> **DATA EXCERPTS**:
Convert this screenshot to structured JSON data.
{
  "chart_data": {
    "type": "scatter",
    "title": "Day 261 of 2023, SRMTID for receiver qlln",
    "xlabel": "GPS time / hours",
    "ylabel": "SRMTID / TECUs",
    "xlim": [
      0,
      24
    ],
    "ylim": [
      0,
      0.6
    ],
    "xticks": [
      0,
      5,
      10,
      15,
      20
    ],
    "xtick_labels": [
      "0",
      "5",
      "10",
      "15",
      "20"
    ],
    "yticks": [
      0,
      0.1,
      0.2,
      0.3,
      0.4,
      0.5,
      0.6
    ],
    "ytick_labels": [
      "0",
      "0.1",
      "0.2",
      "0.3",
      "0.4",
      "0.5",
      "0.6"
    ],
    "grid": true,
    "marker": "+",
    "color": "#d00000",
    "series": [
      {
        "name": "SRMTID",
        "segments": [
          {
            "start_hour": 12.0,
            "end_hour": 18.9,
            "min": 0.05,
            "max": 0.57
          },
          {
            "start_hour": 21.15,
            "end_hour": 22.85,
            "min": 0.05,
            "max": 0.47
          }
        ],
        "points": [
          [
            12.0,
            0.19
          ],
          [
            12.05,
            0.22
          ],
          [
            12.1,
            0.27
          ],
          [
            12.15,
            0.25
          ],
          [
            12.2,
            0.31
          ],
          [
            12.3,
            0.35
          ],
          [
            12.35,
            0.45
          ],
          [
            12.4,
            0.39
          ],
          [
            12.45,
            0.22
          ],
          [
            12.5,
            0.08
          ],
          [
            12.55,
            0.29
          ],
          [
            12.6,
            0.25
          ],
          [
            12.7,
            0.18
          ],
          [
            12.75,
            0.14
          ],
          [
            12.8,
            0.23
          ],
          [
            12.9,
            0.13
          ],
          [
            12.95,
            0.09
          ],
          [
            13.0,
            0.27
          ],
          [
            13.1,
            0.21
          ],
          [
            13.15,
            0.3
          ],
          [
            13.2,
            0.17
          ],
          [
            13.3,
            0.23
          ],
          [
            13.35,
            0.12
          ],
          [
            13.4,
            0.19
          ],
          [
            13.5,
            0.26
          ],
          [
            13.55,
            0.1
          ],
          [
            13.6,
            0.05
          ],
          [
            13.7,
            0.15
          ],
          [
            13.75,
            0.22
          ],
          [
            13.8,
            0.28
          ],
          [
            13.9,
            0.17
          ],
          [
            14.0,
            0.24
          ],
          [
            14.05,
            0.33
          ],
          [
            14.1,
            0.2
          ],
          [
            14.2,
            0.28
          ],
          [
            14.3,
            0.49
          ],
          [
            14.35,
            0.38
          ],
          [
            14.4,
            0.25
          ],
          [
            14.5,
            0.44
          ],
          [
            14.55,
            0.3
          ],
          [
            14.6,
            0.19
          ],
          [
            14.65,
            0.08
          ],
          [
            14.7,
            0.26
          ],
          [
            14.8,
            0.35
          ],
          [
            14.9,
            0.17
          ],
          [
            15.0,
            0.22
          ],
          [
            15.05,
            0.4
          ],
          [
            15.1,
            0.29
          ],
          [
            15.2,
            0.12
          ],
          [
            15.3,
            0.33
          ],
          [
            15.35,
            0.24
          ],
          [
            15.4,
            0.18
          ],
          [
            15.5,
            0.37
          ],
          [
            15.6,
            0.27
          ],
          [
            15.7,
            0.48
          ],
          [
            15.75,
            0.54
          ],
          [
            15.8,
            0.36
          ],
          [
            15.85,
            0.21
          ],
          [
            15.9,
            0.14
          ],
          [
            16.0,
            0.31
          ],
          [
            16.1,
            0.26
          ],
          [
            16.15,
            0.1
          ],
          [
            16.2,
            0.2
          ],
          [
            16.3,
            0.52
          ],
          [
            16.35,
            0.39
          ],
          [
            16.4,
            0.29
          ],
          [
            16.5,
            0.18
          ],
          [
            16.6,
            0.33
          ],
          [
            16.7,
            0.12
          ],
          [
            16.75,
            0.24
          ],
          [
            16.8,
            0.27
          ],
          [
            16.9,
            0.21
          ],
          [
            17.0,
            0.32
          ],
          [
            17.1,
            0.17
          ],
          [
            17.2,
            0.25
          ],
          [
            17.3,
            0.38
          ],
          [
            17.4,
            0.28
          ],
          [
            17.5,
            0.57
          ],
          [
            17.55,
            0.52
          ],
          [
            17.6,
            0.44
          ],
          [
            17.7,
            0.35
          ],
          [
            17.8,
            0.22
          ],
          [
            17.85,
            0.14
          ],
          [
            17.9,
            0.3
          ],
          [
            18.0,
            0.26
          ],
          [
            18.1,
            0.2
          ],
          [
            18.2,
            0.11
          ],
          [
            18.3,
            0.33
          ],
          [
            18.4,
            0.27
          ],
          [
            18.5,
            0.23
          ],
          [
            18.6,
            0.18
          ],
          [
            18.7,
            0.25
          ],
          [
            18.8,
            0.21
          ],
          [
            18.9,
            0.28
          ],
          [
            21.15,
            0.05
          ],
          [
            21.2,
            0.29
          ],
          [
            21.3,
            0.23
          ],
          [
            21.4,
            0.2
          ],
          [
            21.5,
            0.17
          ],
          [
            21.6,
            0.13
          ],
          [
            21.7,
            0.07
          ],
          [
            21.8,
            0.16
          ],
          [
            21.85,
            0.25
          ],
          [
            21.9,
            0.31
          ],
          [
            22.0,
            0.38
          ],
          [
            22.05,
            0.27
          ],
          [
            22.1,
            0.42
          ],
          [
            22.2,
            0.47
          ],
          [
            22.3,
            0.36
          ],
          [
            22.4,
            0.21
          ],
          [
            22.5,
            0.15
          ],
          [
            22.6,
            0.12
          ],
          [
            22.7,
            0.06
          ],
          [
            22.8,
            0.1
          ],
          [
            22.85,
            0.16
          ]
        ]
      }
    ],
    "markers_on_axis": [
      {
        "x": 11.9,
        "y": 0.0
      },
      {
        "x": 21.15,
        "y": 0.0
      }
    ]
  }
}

> **WHAT IS REQUIRED**: Transcribe all entries exactly as they are given.

> **SOLUTION FOR THIS EXERCISE**:
Convert this screenshot to structured JSON data.
{
  "chart_data": {
    "type": "scatter",
    "title": "Day 261 of 2023, SRMTID for receiver qlln",
    "xlabel": "GPS time / hours",
    "ylabel": "SRMTID / TECUs",
    "xlim": [
      0,
      24
    ],
    "ylim": [
      0,
      0.6
    ],
    "xticks": [
      0,
      5,
      10,
      15,
      20
    ],
    "xtick_labels": [
      "0",
      "5",
      "10",
      "15",
      "20"
    ],
    "yticks": [
      0,
      0.1,
      0.2,
      0.3,
      0.4,
      0.5,
      0.6
    ],
    "ytick_labels": [
      "0",
      "0.1",
      "0.2",
      "0.3",
      "0.4",
      "0.5",
      "0.6"
    ],
    "grid": true,
    "marker": "+",
    "color": "#d00000",
    "series": [
      {
        "name": "SRMTID",
        "segments": [
          {
            "start_hour": 12.0,
            "end_hour": 18.9,
            "min": 0.05,
            "max": 0.57
          },
          {
            "start_hour": 21.15,
            "end_hour": 22.85,
            "min": 0.05,
            "max": 0.47
          }
        ],
        "points": [
          [
            12.0,
            0.19
          ],
          [
            12.05,
            0.22
          ],
          [
            12.1,
            0.27
          ],
          [
            12.15,
            0.25
          ],
          [
            12.2,
            0.31
          ],
          [
            12.3,
            0.35
          ],
          [
            12.35,
            0.45
          ],
          [
            12.4,
            0.39
          ],
          [
            12.45,
            0.22
          ],
          [
            12.5,
            0.08
          ],
          [
            12.55,
            0.29
          ],
          [
            12.6,
            0.25
          ],
          [
            12.7,
            0.18
          ],
          [
            12.75,
            0.14
          ],
          [
            12.8,
            0.23
          ],
          [
            12.9,
            0.13
          ],
          [
            12.95,
            0.09
          ],
          [
            13.0,
            0.27
          ],
          [
            13.1,
            0.21
          ],
          [
            13.15,
            0.3
          ],
          [
            13.2,
            0.17
          ],
          [
            13.3,
            0.23
          ],
          [
            13.35,
            0.12
          ],
          [
            13.4,
            0.19
          ],
          [
            13.5,
            0.26
          ],
          [
            13.55,
            0.1
          ],
          [
            13.6,
            0.05
          ],
          [
            13.7,
            0.15
          ],
          [
            13.75,
            0.22
          ],
          [
            13.8,
            0.28
          ],
          [
            13.9,
            0.17
          ],
          [
            14.0,
            0.24
          ],
          [
            14.05,
            0.33
          ],
          [
            14.1,
            0.2
          ],
          [
            14.2,
            0.28
          ],
          [
            14.3,
            0.49
          ],
          [
            14.35,
            0.38
          ],
          [
            14.4,
            0.25
          ],
          [
            14.5,
            0.44
          ],
          [
            14.55,
            0.3
          ],
          [
            14.6,
            0.19
          ],
          [
            14.65,
            0.08
          ],
          [
            14.7,
            0.26
          ],
          [
            14.8,
            0.35
          ],
          [
            14.9,
            0.17
          ],
          [
            15.0,
            0.22
          ],
          [
            15.05,
            0.4
          ],
          [
            15.1,
            0.29
          ],
          [
            15.2,
            0.12
          ],
          [
            15.3,
            0.33
          ],
          [
            15.35,
            0.24
          ],
          [
            15.4,
            0.18
          ],
          [
            15.5,
            0.37
          ],
          [
            15.6,
            0.27
          ],
          [
            15.7,
            0.48
          ],
          [
            15.75,
            0.54
          ],
          [
            15.8,
            0.36
          ],
          [
            15.85,
            0.21
          ],
          [
            15.9,
            0.14
          ],
          [
            16.0,
            0.31
          ],
          [
            16.1,
            0.26
          ],
          [
            16.15,
            0.1
          ],
          [
            16.2,
            0.2
          ],
          [
            16.3,
            0.52
          ],
          [
            16.35,
            0.39
          ],
          [
            16.4,
            0.29
          ],
          [
            16.5,
            0.18
          ],
          [
            16.6,
            0.33
          ],
          [
            16.7,
            0.12
          ],
          [
            16.75,
            0.24
          ],
          [
            16.8,
            0.27
          ],
          [
            16.9,
            0.21
          ],
          [
            17.0,
            0.32
          ],
          [
            17.1,
            0.17
          ],
          [
            17.2,
            0.25
          ],
          [
            17.3,
            0.38
          ],
          [
            17.4,
            0.28
          ],
          [
            17.5,
            0.57
          ],
          [
            17.55,
            0.52
          ],
          [
            17.6,
            0.44
          ],
          [
            17.7,
            0.35
          ],
          [
            17.8,
            0.22
          ],
          [
            17.85,
            0.14
          ],
          [
            17.9,
            0.3
          ],
          [
            18.0,
            0.26
          ],
          [
            18.1,
            0.2
          ],
          [
            18.2,
            0.11
          ],
          [
            18.3,
            0.33
          ],
          [
            18.4,
            0.27
          ],
          [
            18.5,
            0.23
          ],
          [
            18.6,
            0.18
          ],
          [
            18.7,
            0.25
          ],
          [
            18.8,
            0.21
          ],
          [
            18.9,
            0.28
          ],
          [
            21.15,
            0.05
          ],
          [
            21.2,
            0.29
          ],
          [
            21.3,
            0.23
          ],
          [
            21.4,
            0.2
          ],
          [
            21.5,
            0.17
          ],
          [
            21.6,
            0.13
          ],
          [
            21.7,
            0.07
          ],
          [
            21.8,
            0.16
          ],
          [
            21.85,
            0.25
          ],
          [
            21.9,
            0.31
          ],
          [
            22.0,
            0.38
          ],
          [
            22.05,
            0.27
          ],
          [
            22.1,
            0.42
          ],
          [
            22.2,
            0.47
          ],
          [
            22.3,
            0.36
          ],
          [
            22.4,
            0.21
          ],
          [
            22.5,
            0.15
          ],
          [
            22.6,
            0.12
          ],
          [
            22.7,
            0.06
          ],
          [
            22.8,
            0.1
          ],
          [
            22.85,
            0.16
          ]
        ]
      }
    ],
    "markers_on_axis": [
      {
        "x": 11.9,
        "y": 0.0
      },
      {
        "x": 21.15,
        "y": 0.0
      }
    ]
  }
}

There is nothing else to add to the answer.